LIST OF TASKS:
1 - In the Section 8 housing article below, how high a monthly subsidy does the bureaucracy allow for a home that is "decent, safe and sanitary"?
2 - Carry the Section 8 housing article below forward from its final sentence.

SOURCE DOCUMENT:
Posted on 01/09/2013 12:13:33 AM PST by Kaslin

The Obama administration now proposes to spend millions more on handouts, despite ample evidence of their perverse effects.

Shaun Donovan, secretary of the Department of Housing and Urban Development, says, "The single most important thing HUD does is provide rental assistance to America's most vulnerable families -- and the Obama administration is proposing bold steps to meet their needs." They always propose "bold steps."

In this case, HUD wants to spend millions more to renew Section 8 housing vouchers that help poor people pay rent.

The Section 8 program ballooned during the '90s to "solve" a previous government failure: crime-ridden public housing. Rent vouchers allow the feds to disperse tenants from failed projects into private residencies. There, poor people would learn good habits from middle-class people.

It was a reasonable idea. But, as always, there were unintended consequences.

"On paper, Section 8 seems like it should be successful," says Donald Gobin, a Section 8 landlord in New Hampshire. "But unless tenants have some unusual fire in their belly, the program hinders upward mobility."

Gobin complains that his tenants are allowed to use Section 8 subsides for an unlimited amount of time. There is no work requirement. Recipients can become comfortably dependent on government assistance.

In Gobin's over 30 years of renting to Section 8 tenants, he has seen only one break free of the program. Most recipients stay on Section 8 their entire lives. They use it as a permanent crutch.

Government's rules kill the incentive to succeed.

Section 8 handouts are meant to be generous enough that tenants may afford a home defined by HUD as decent, safe and sanitary. In its wisdom, the bureaucracy has ruled that "decent, safe and sanitary" may require subsidies as high as $2,200 per month. But because of that, Section 8 tenants often get to live in nicer places than those who pay their own way.

Kevin Spaulding is an MIT graduate in Boston who works long hours as an engineer, and struggles to cover his rent and student loans. Yet all around him, he says, he sees people who don't work but live better than he does.

"It doesn't seem right," he says. "I work very hard but can only afford a lower-end apartment. There are nonworking people on my street who live in better places than I do because they are on Section 8."

ENTRIES SUPPLIED:

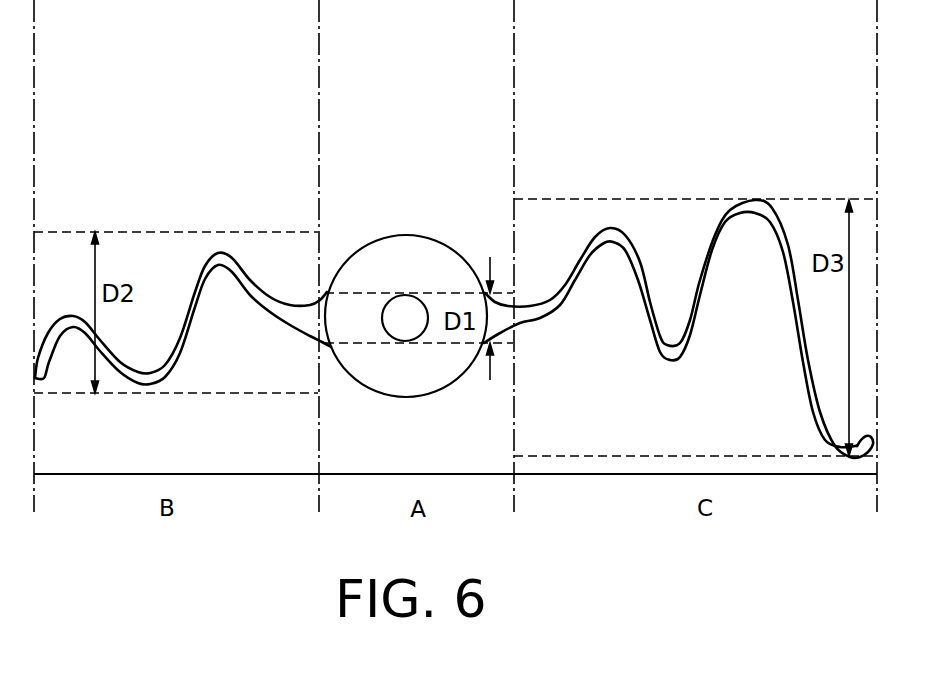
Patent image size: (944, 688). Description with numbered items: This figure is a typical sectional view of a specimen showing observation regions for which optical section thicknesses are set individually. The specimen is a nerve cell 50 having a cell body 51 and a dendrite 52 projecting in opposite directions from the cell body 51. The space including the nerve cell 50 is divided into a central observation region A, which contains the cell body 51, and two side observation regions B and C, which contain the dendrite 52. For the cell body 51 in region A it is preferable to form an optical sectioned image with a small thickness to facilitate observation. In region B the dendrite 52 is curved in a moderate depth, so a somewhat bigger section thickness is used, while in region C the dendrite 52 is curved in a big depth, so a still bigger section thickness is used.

The nerve cell 50 is at (389, 126).
The cell body 51 is at (415, 250).
The dendrite 52 is at (270, 308).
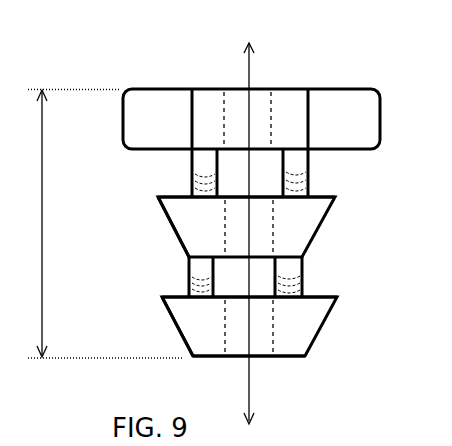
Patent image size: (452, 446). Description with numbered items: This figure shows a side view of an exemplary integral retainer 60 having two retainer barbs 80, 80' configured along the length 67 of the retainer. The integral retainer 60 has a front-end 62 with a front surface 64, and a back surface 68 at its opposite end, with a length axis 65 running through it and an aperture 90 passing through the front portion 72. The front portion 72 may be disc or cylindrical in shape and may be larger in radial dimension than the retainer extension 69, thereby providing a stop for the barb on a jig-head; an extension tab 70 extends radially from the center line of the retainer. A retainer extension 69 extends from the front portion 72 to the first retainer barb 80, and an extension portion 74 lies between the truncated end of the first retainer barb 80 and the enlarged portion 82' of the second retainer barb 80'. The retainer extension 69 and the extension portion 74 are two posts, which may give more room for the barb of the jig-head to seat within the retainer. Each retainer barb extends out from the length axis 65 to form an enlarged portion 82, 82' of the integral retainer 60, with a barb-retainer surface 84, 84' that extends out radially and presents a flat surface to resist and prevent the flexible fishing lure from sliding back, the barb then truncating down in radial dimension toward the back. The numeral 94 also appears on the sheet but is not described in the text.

The integral retainer 60 is at (127, 80).
The front-end 62 is at (158, 95).
The front surface 64 is at (324, 82).
The length axis 65 is at (253, 412).
The length 67 is at (105, 224).
The back surface 68 is at (289, 364).
The retainer extension 69 is at (288, 170).
The extension tab 70 is at (359, 128).
The front portion 72 is at (280, 111).
The extension portion 74 is at (303, 268).
The first retainer barb 80 is at (268, 227).
The second retainer barb 80' is at (274, 326).
The enlarged portion 82 is at (149, 227).
The enlarged portion of second retainer barb 82' is at (156, 326).
The barb-retainer surface 84 is at (221, 179).
The barb-retainer surface of second retainer barb 84' is at (227, 274).
The aperture 90 is at (278, 223).
The reference 94 is at (442, 9).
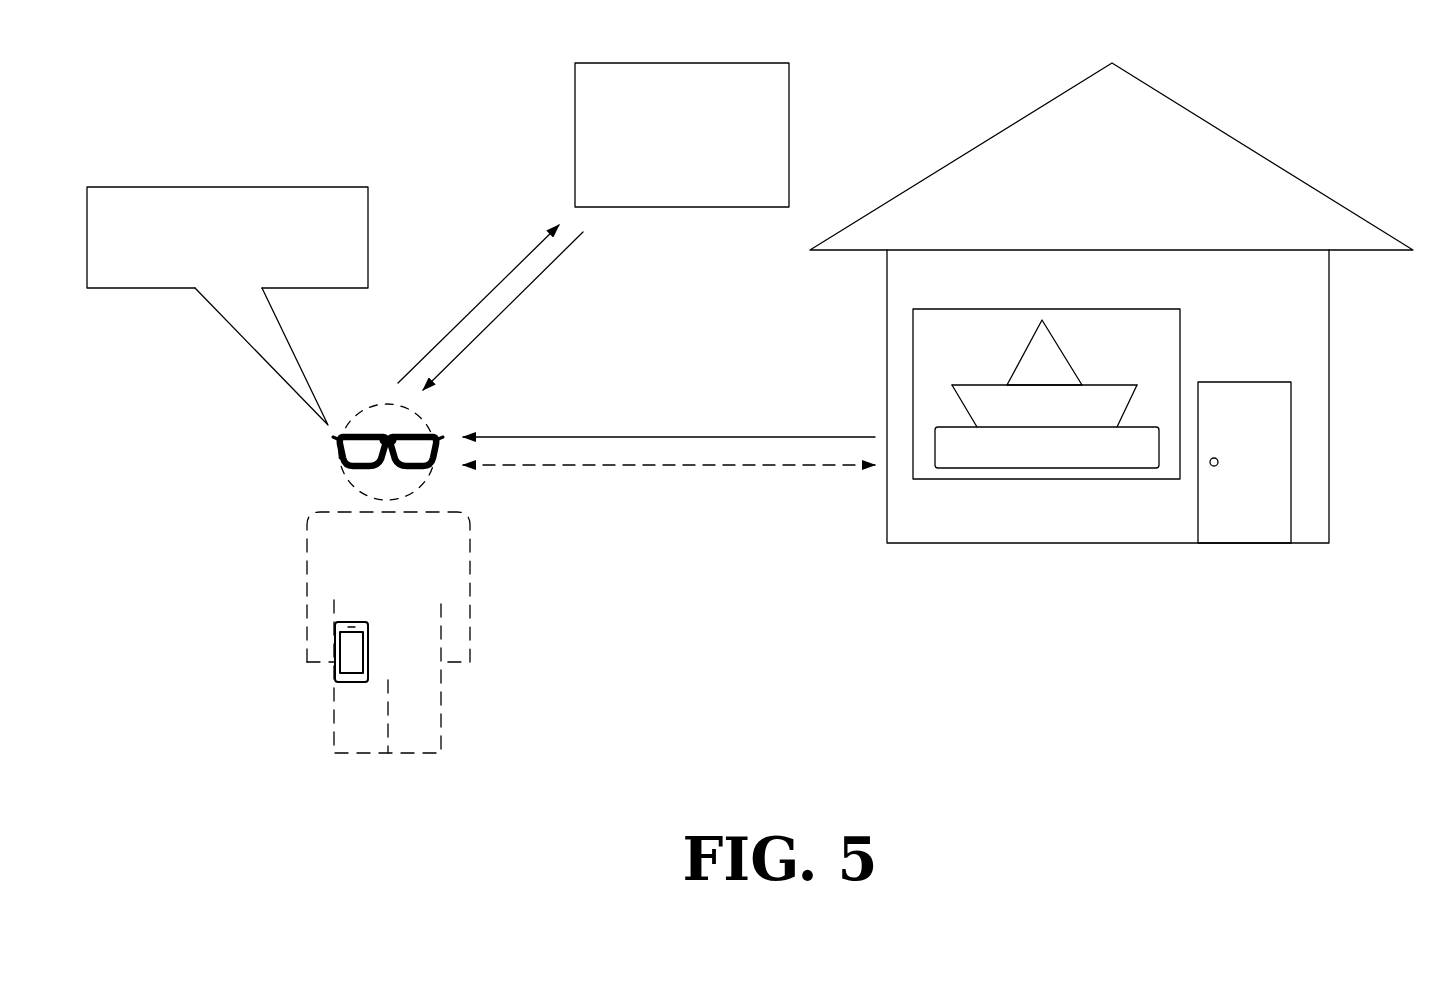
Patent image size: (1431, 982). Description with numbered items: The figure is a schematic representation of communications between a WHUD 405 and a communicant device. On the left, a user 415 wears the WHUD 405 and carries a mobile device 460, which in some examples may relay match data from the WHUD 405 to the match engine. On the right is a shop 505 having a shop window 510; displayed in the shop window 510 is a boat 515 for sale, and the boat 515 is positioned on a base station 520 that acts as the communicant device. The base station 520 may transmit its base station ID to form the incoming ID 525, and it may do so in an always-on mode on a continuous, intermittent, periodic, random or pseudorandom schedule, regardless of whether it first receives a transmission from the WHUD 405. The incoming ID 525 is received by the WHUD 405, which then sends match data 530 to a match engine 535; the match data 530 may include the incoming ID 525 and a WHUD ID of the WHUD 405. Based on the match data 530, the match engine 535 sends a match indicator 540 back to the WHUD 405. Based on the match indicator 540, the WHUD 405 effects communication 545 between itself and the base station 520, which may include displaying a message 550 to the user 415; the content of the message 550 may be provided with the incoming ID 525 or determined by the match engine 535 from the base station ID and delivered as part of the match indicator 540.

The WHUD 405 is at (333, 447).
The user 415 is at (318, 523).
The mobile device 460 is at (335, 672).
The shop 505 is at (972, 152).
The shop window 510 is at (1162, 480).
The boat 515 is at (1052, 417).
The base station 520 is at (958, 468).
The incoming ID 525 is at (778, 437).
The match data 530 is at (522, 263).
The match engine 535 is at (682, 135).
The match indicator 540 is at (495, 323).
The communication 545 is at (668, 468).
The message 550 is at (222, 187).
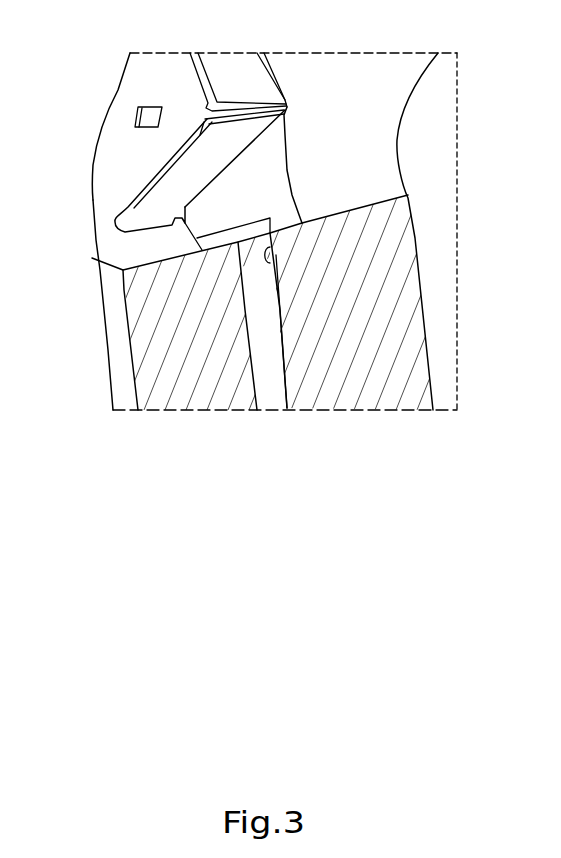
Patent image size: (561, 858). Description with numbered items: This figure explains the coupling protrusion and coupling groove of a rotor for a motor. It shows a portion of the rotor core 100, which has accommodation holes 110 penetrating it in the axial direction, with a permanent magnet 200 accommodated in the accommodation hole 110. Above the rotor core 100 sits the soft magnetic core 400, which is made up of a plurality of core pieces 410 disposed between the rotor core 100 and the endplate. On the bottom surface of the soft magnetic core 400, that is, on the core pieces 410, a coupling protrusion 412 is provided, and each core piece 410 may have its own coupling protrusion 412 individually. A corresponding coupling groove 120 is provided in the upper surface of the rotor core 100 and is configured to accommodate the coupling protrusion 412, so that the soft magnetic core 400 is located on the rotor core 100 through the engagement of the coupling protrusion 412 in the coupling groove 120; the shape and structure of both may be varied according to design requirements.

The rotor core 100 is at (158, 351).
The accommodation hole 110 is at (184, 137).
The coupling groove 120 is at (242, 267).
The permanent magnet 200 is at (212, 170).
The soft magnetic core 400 is at (298, 157).
The core piece 410 is at (226, 193).
The coupling protrusion 412 is at (128, 298).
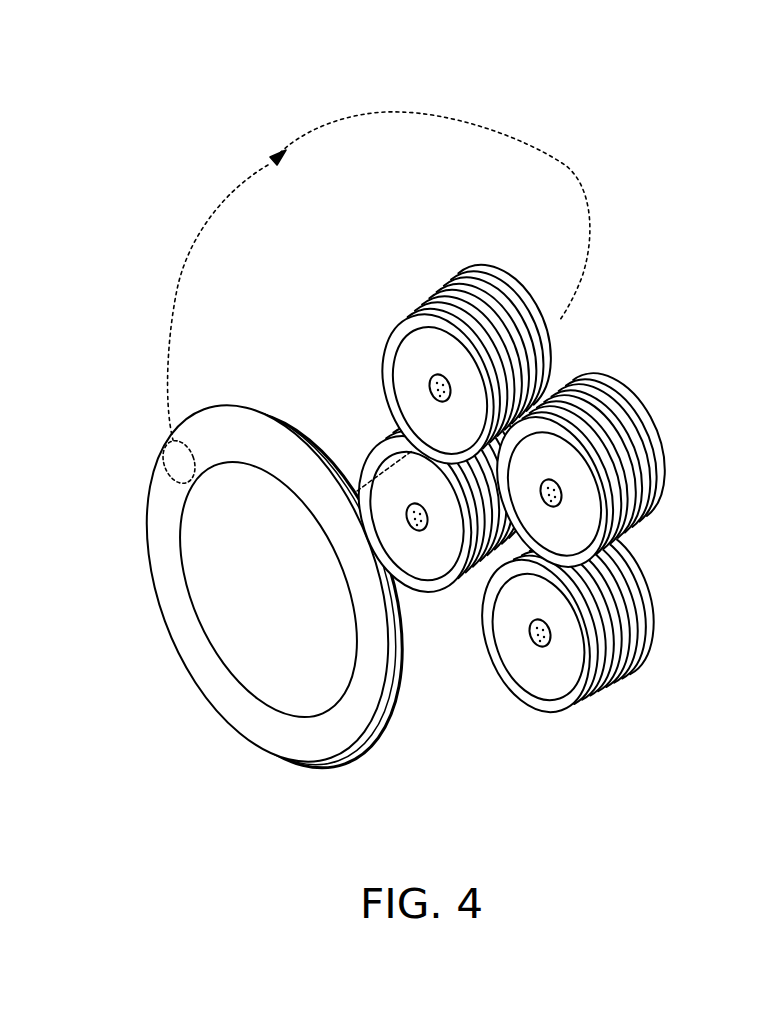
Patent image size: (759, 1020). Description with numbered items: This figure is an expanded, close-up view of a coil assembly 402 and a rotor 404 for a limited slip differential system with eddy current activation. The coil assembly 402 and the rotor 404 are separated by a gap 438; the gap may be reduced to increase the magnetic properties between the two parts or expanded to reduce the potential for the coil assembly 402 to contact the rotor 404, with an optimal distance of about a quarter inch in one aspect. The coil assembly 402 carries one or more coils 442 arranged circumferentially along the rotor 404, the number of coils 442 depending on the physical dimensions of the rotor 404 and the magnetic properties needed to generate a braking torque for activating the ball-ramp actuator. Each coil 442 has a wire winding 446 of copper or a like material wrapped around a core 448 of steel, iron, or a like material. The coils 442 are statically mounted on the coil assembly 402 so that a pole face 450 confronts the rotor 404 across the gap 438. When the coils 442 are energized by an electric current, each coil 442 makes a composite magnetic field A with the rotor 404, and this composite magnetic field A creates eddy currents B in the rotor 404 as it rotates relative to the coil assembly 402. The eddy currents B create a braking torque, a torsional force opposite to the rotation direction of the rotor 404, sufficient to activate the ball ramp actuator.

The coil assembly 402 is at (584, 348).
The rotor 404 is at (186, 650).
The gap 438 is at (438, 653).
The coils 442 is at (518, 471).
The wire winding 446 is at (622, 571).
The core 448 is at (543, 650).
The pole face 450 is at (436, 346).
The composite magnetic field A is at (290, 135).
The eddy currents B is at (162, 447).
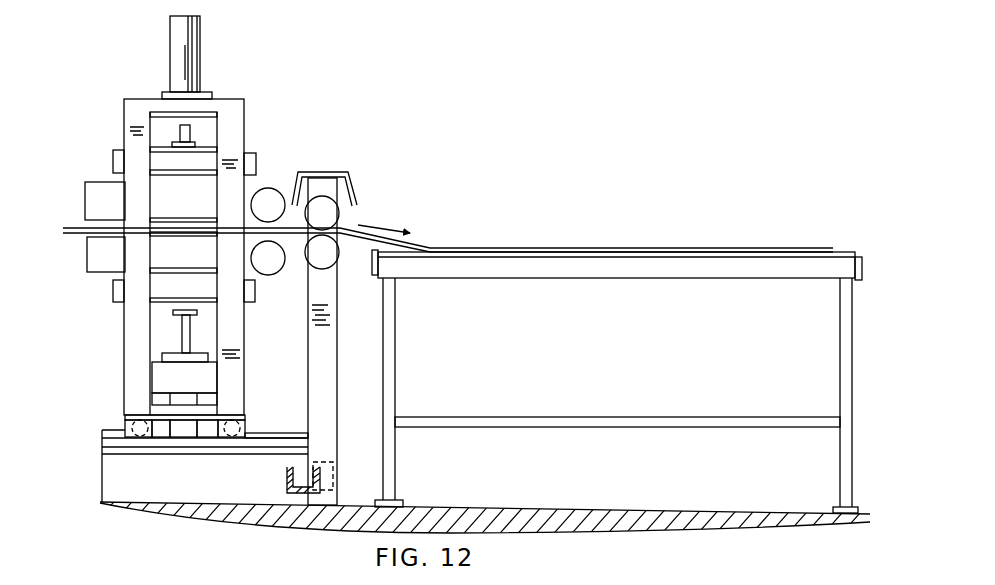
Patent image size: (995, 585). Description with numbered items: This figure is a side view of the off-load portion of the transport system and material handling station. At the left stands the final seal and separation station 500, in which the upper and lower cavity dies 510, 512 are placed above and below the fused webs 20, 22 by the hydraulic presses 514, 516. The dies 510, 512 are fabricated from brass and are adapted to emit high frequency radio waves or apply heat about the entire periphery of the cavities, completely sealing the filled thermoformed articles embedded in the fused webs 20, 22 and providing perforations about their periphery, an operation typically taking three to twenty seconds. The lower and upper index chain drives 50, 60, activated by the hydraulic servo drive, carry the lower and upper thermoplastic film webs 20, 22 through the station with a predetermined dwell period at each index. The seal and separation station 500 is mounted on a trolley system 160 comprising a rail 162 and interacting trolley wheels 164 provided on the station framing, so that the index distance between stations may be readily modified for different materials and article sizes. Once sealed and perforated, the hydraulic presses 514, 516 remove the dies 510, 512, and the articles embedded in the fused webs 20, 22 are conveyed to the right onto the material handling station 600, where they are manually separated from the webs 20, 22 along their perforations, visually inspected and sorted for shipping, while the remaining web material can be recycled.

The final seal and separation station 500 is at (234, 56).
The hydraulic press 514 is at (195, 67).
The upper cavity die 510 is at (252, 163).
The lower cavity die 512 is at (118, 292).
The lower index chain drive 50 is at (95, 204).
The upper index chain drive 60 is at (88, 252).
The lower thermoplastic film web 20 is at (434, 202).
The upper thermoplastic film web 22 is at (63, 230).
The hydraulic press 516 is at (183, 397).
The trolley wheels 164 is at (128, 426).
The trolley system 160 is at (120, 469).
The rail 162 is at (372, 462).
The material handling station 600 is at (606, 190).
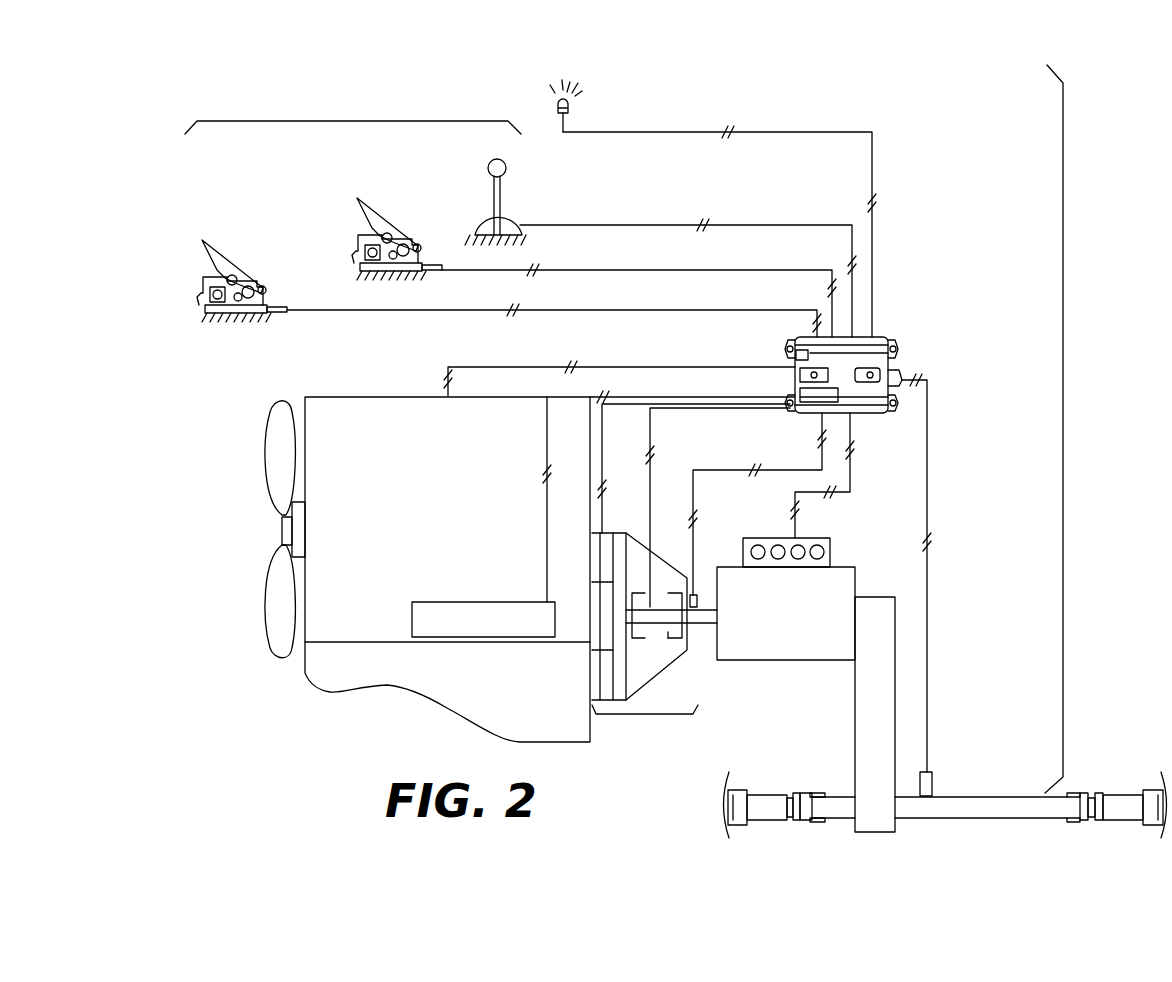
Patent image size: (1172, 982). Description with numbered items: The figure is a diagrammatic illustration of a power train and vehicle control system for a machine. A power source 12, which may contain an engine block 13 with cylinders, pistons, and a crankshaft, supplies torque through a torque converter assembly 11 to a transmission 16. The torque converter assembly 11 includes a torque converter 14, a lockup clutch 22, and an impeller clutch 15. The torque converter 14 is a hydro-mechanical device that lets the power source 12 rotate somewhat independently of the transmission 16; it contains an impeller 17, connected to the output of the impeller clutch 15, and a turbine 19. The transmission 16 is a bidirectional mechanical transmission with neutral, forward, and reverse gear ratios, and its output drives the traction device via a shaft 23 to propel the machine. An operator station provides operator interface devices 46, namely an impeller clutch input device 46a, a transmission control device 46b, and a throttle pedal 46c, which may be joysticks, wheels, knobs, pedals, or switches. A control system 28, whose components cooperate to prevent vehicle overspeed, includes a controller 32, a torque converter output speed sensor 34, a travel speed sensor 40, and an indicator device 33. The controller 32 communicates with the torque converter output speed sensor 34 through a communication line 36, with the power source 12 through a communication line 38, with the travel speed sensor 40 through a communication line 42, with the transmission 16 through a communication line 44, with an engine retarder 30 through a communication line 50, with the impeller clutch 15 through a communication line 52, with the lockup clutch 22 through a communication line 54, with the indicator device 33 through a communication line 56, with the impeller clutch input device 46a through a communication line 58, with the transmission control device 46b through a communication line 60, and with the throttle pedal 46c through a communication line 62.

The torque converter assembly 11 is at (643, 714).
The power source 12 is at (257, 522).
The engine block 13 is at (345, 397).
The torque converter 14 is at (649, 549).
The impeller clutch 15 is at (603, 656).
The transmission 16 is at (847, 565).
The impeller 17 is at (644, 640).
The turbine 19 is at (668, 640).
The lockup clutch 22 is at (657, 605).
The shaft 23 is at (810, 792).
The control system 28 is at (1063, 415).
The engine retarder 30 is at (418, 602).
The controller 32 is at (887, 337).
The indicator device 33 is at (568, 107).
The torque converter output speed sensor 34 is at (695, 595).
The communication line 36 is at (776, 472).
The communication line 38 is at (526, 367).
The travel speed sensor 40 is at (932, 780).
The communication line 42 is at (927, 600).
The communication line 44 is at (850, 470).
The operator interface devices 46 is at (373, 121).
The impeller clutch input device 46a is at (238, 262).
The transmission control device 46b is at (494, 198).
The throttle pedal 46c is at (355, 198).
The communication line 50 is at (547, 513).
The communication line 52 is at (602, 462).
The communication line 54 is at (652, 488).
The communication line 56 is at (742, 132).
The communication line 58 is at (440, 312).
The communication line 60 is at (731, 225).
The communication line 62 is at (612, 270).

EXPECTED RESPONSES:
1 - As high as $2,200 per month.

2 -
Spaulding understands why his neighbors don't look for jobs. The subsidies are attractive -- they cover 70 to 100 percent of rent and utilities. If Section 8 recipients accumulate money or start to make more, they lose their subsidy.

"Is there a real incentive for the tenants to go to work? No!" says Gobin. "They have a relatively nice house and do not have to pay for it."

Once people are reliant on Section 8 assistance, many do everything in their power to keep it. Some game the system by working under the table so that they do not lose the subsidy. One of Gobin's lifetime Section 8 tenants started a cooking website. She made considerable money from it, so she went to great lengths to hide the site from her case manager, running it under a different name.

"Here's a lady that could definitely work. She actually showed me how to get benefits and play the system," says Gobin.

Although Section 8 adds to our debt while encouraging people to stay dependent, it isn't going away. HUD says it will continue to "make quality housing possible for every American."

Despite $20 billion spent on the program last year, demand for more rental assistance remains strong. There is a long waitlist to receive Section 8 housing in every state. In New York City alone, 120,000 families wait.

Some are truly needy, but many recipients of income transfers are far from poor.

America will soon be $17 trillion in debt, and our biggest federal expense is income transfers. They are justified on the grounds that some of that helps the needy. But we don't help the needy by encouraging dependency.

Government grows. Dependency grows.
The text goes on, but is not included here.